Stated exercise: Give back every line of the listing below word for word, without changing anything.

Records from a data source
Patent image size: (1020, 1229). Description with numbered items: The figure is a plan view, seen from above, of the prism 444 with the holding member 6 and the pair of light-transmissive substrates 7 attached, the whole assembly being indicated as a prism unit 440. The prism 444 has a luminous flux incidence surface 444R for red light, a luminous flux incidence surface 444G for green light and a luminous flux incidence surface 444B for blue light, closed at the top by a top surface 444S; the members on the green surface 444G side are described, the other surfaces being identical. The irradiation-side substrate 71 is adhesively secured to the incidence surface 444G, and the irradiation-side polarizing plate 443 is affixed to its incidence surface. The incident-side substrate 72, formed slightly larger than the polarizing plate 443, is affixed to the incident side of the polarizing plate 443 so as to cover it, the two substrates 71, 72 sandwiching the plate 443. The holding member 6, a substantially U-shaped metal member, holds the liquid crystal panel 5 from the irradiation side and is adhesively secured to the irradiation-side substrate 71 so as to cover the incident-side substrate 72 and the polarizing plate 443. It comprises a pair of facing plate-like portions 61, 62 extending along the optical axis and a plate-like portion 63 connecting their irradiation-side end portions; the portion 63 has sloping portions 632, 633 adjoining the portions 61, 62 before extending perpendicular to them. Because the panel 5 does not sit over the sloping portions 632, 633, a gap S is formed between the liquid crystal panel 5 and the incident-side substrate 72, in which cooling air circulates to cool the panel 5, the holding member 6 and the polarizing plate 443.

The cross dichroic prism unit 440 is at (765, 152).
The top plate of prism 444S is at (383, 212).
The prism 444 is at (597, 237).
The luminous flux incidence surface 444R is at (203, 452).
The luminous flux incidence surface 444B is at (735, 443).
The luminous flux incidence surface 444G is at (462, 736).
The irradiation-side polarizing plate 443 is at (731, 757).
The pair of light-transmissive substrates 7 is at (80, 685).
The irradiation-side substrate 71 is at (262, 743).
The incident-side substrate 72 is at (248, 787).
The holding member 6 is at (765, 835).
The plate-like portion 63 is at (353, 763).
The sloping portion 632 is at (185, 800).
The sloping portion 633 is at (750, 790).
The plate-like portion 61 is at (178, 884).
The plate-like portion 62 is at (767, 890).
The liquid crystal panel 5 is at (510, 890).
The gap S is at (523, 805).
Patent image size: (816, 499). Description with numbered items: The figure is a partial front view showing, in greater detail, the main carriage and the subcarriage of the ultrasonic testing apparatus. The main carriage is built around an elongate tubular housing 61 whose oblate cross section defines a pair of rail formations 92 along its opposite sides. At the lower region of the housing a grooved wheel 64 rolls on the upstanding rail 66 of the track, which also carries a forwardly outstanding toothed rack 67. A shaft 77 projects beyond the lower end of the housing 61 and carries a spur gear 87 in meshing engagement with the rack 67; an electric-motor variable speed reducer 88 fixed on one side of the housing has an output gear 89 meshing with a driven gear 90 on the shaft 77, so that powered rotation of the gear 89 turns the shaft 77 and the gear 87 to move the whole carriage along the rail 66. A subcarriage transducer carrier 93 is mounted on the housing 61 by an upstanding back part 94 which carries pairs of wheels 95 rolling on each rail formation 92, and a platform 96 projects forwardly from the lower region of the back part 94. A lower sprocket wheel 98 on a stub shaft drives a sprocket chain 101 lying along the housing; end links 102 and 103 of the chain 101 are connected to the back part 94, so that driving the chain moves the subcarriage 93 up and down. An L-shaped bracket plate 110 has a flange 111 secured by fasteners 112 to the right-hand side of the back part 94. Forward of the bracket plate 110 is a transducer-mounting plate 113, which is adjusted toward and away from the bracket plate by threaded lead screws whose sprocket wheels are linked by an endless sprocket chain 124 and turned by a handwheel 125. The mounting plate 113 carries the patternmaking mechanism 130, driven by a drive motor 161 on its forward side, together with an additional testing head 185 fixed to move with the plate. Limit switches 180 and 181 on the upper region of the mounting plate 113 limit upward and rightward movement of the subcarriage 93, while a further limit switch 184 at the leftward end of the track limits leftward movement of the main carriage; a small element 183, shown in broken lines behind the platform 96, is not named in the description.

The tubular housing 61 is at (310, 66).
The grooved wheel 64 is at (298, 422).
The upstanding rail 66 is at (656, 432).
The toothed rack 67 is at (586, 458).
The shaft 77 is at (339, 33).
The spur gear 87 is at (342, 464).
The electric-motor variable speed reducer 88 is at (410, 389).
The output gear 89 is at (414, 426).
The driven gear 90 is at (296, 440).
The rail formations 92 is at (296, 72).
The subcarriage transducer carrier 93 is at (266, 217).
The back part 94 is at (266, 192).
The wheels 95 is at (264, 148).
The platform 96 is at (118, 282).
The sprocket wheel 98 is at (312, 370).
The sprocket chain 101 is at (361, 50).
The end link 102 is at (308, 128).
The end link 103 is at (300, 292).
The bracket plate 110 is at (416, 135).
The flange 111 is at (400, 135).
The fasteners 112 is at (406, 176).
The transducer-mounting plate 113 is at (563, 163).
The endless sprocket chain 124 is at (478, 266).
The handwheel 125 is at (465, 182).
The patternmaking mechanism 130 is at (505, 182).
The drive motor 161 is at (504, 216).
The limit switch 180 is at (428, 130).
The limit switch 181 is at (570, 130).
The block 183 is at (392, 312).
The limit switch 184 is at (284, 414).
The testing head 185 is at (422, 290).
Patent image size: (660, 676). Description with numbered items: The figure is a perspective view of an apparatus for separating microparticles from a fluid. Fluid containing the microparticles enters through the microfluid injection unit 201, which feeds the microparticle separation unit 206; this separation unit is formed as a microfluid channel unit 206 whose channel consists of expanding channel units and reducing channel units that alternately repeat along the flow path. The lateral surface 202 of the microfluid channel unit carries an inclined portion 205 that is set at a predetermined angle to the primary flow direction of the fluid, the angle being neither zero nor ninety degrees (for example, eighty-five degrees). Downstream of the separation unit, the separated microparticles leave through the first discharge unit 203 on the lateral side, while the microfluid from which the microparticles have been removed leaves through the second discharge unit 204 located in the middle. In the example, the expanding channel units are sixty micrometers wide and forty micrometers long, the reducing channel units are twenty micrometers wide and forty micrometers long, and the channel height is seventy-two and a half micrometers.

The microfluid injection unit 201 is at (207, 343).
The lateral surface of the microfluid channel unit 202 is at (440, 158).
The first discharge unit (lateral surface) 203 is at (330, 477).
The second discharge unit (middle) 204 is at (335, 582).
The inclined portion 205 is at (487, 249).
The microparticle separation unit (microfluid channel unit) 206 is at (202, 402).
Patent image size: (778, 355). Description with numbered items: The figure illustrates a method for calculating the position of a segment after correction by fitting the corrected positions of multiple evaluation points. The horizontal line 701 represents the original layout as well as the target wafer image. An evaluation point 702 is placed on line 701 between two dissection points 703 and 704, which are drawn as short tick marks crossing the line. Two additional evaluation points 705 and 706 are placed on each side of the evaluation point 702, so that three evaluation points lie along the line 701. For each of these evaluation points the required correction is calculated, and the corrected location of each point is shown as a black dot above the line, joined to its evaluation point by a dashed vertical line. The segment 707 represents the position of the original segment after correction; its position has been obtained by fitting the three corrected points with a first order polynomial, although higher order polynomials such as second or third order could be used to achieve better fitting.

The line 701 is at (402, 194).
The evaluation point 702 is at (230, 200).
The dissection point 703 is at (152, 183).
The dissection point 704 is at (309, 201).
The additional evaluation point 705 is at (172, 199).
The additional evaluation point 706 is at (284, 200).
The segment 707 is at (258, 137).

Response:
Patent image size: (1020, 1229). Description with numbered items: The figure is a plan view, seen from above, of the prism 444 with the holding member 6 and the pair of light-transmissive substrates 7 attached, the whole assembly being indicated as a prism unit 440. The prism 444 has a luminous flux incidence surface 444R for red light, a luminous flux incidence surface 444G for green light and a luminous flux incidence surface 444B for blue light, closed at the top by a top surface 444S; the members on the green surface 444G side are described, the other surfaces being identical. The irradiation-side substrate 71 is adhesively secured to the incidence surface 444G, and the irradiation-side polarizing plate 443 is affixed to its incidence surface. The incident-side substrate 72, formed slightly larger than the polarizing plate 443, is affixed to the incident side of the polarizing plate 443 so as to cover it, the two substrates 71, 72 sandwiching the plate 443. The holding member 6, a substantially U-shaped metal member, holds the liquid crystal panel 5 from the irradiation side and is adhesively secured to the irradiation-side substrate 71 so as to cover the incident-side substrate 72 and the polarizing plate 443. It comprises a pair of facing plate-like portions 61, 62 extending along the optical axis and a plate-like portion 63 connecting their irradiation-side end portions; the portion 63 has sloping portions 632, 633 adjoining the portions 61, 62 before extending perpendicular to them. Because the panel 5 does not sit over the sloping portions 632, 633, a gap S is formed between the liquid crystal panel 5 and the incident-side substrate 72, in which cooling air circulates to cool the panel 5, the holding member 6 and the polarizing plate 443.

The cross dichroic prism unit 440 is at (765, 152).
The top plate of prism 444S is at (383, 212).
The prism 444 is at (597, 237).
The luminous flux incidence surface 444R is at (203, 452).
The luminous flux incidence surface 444B is at (735, 443).
The luminous flux incidence surface 444G is at (462, 736).
The irradiation-side polarizing plate 443 is at (731, 757).
The pair of light-transmissive substrates 7 is at (80, 685).
The irradiation-side substrate 71 is at (262, 743).
The incident-side substrate 72 is at (248, 787).
The holding member 6 is at (765, 835).
The plate-like portion 63 is at (353, 763).
The sloping portion 632 is at (185, 800).
The sloping portion 633 is at (750, 790).
The plate-like portion 61 is at (178, 884).
The plate-like portion 62 is at (767, 890).
The liquid crystal panel 5 is at (510, 890).
The gap S is at (523, 805).
Patent image size: (816, 499). Description with numbered items: The figure is a partial front view showing, in greater detail, the main carriage and the subcarriage of the ultrasonic testing apparatus. The main carriage is built around an elongate tubular housing 61 whose oblate cross section defines a pair of rail formations 92 along its opposite sides. At the lower region of the housing a grooved wheel 64 rolls on the upstanding rail 66 of the track, which also carries a forwardly outstanding toothed rack 67. A shaft 77 projects beyond the lower end of the housing 61 and carries a spur gear 87 in meshing engagement with the rack 67; an electric-motor variable speed reducer 88 fixed on one side of the housing has an output gear 89 meshing with a driven gear 90 on the shaft 77, so that powered rotation of the gear 89 turns the shaft 77 and the gear 87 to move the whole carriage along the rail 66. A subcarriage transducer carrier 93 is mounted on the housing 61 by an upstanding back part 94 which carries pairs of wheels 95 rolling on each rail formation 92, and a platform 96 projects forwardly from the lower region of the back part 94. A lower sprocket wheel 98 on a stub shaft drives a sprocket chain 101 lying along the housing; end links 102 and 103 of the chain 101 are connected to the back part 94, so that driving the chain moves the subcarriage 93 up and down. An L-shaped bracket plate 110 has a flange 111 secured by fasteners 112 to the right-hand side of the back part 94. Forward of the bracket plate 110 is a transducer-mounting plate 113, which is adjusted toward and away from the bracket plate by threaded lead screws whose sprocket wheels are linked by an endless sprocket chain 124 and turned by a handwheel 125. The mounting plate 113 carries the patternmaking mechanism 130, driven by a drive motor 161 on its forward side, together with an additional testing head 185 fixed to move with the plate. Limit switches 180 and 181 on the upper region of the mounting plate 113 limit upward and rightward movement of the subcarriage 93, while a further limit switch 184 at the leftward end of the track limits leftward movement of the main carriage; a small element 183, shown in broken lines behind the platform 96, is not named in the description.

The tubular housing 61 is at (310, 66).
The grooved wheel 64 is at (298, 422).
The upstanding rail 66 is at (656, 432).
The toothed rack 67 is at (586, 458).
The shaft 77 is at (339, 33).
The spur gear 87 is at (342, 464).
The electric-motor variable speed reducer 88 is at (410, 389).
The output gear 89 is at (414, 426).
The driven gear 90 is at (296, 440).
The rail formations 92 is at (296, 72).
The subcarriage transducer carrier 93 is at (266, 217).
The back part 94 is at (266, 192).
The wheels 95 is at (264, 148).
The platform 96 is at (118, 282).
The sprocket wheel 98 is at (312, 370).
The sprocket chain 101 is at (361, 50).
The end link 102 is at (308, 128).
The end link 103 is at (300, 292).
The bracket plate 110 is at (416, 135).
The flange 111 is at (400, 135).
The fasteners 112 is at (406, 176).
The transducer-mounting plate 113 is at (563, 163).
The endless sprocket chain 124 is at (478, 266).
The handwheel 125 is at (465, 182).
The patternmaking mechanism 130 is at (505, 182).
The drive motor 161 is at (504, 216).
The limit switch 180 is at (428, 130).
The limit switch 181 is at (570, 130).
The block 183 is at (392, 312).
The limit switch 184 is at (284, 414).
The testing head 185 is at (422, 290).
Patent image size: (660, 676). Description with numbered items: The figure is a perspective view of an apparatus for separating microparticles from a fluid. Fluid containing the microparticles enters through the microfluid injection unit 201, which feeds the microparticle separation unit 206; this separation unit is formed as a microfluid channel unit 206 whose channel consists of expanding channel units and reducing channel units that alternately repeat along the flow path. The lateral surface 202 of the microfluid channel unit carries an inclined portion 205 that is set at a predetermined angle to the primary flow direction of the fluid, the angle being neither zero nor ninety degrees (for example, eighty-five degrees). Downstream of the separation unit, the separated microparticles leave through the first discharge unit 203 on the lateral side, while the microfluid from which the microparticles have been removed leaves through the second discharge unit 204 located in the middle. In the example, the expanding channel units are sixty micrometers wide and forty micrometers long, the reducing channel units are twenty micrometers wide and forty micrometers long, and the channel height is seventy-two and a half micrometers.

The microfluid injection unit 201 is at (207, 343).
The lateral surface of the microfluid channel unit 202 is at (440, 158).
The first discharge unit (lateral surface) 203 is at (330, 477).
The second discharge unit (middle) 204 is at (335, 582).
The inclined portion 205 is at (487, 249).
The microparticle separation unit (microfluid channel unit) 206 is at (202, 402).
Patent image size: (778, 355). Description with numbered items: The figure illustrates a method for calculating the position of a segment after correction by fitting the corrected positions of multiple evaluation points. The horizontal line 701 represents the original layout as well as the target wafer image. An evaluation point 702 is placed on line 701 between two dissection points 703 and 704, which are drawn as short tick marks crossing the line. Two additional evaluation points 705 and 706 are placed on each side of the evaluation point 702, so that three evaluation points lie along the line 701. For each of these evaluation points the required correction is calculated, and the corrected location of each point is shown as a black dot above the line, joined to its evaluation point by a dashed vertical line. The segment 707 represents the position of the original segment after correction; its position has been obtained by fitting the three corrected points with a first order polynomial, although higher order polynomials such as second or third order could be used to achieve better fitting.

The line 701 is at (402, 194).
The evaluation point 702 is at (230, 200).
The dissection point 703 is at (152, 183).
The dissection point 704 is at (309, 201).
The additional evaluation point 705 is at (172, 199).
The additional evaluation point 706 is at (284, 200).
The segment 707 is at (258, 137).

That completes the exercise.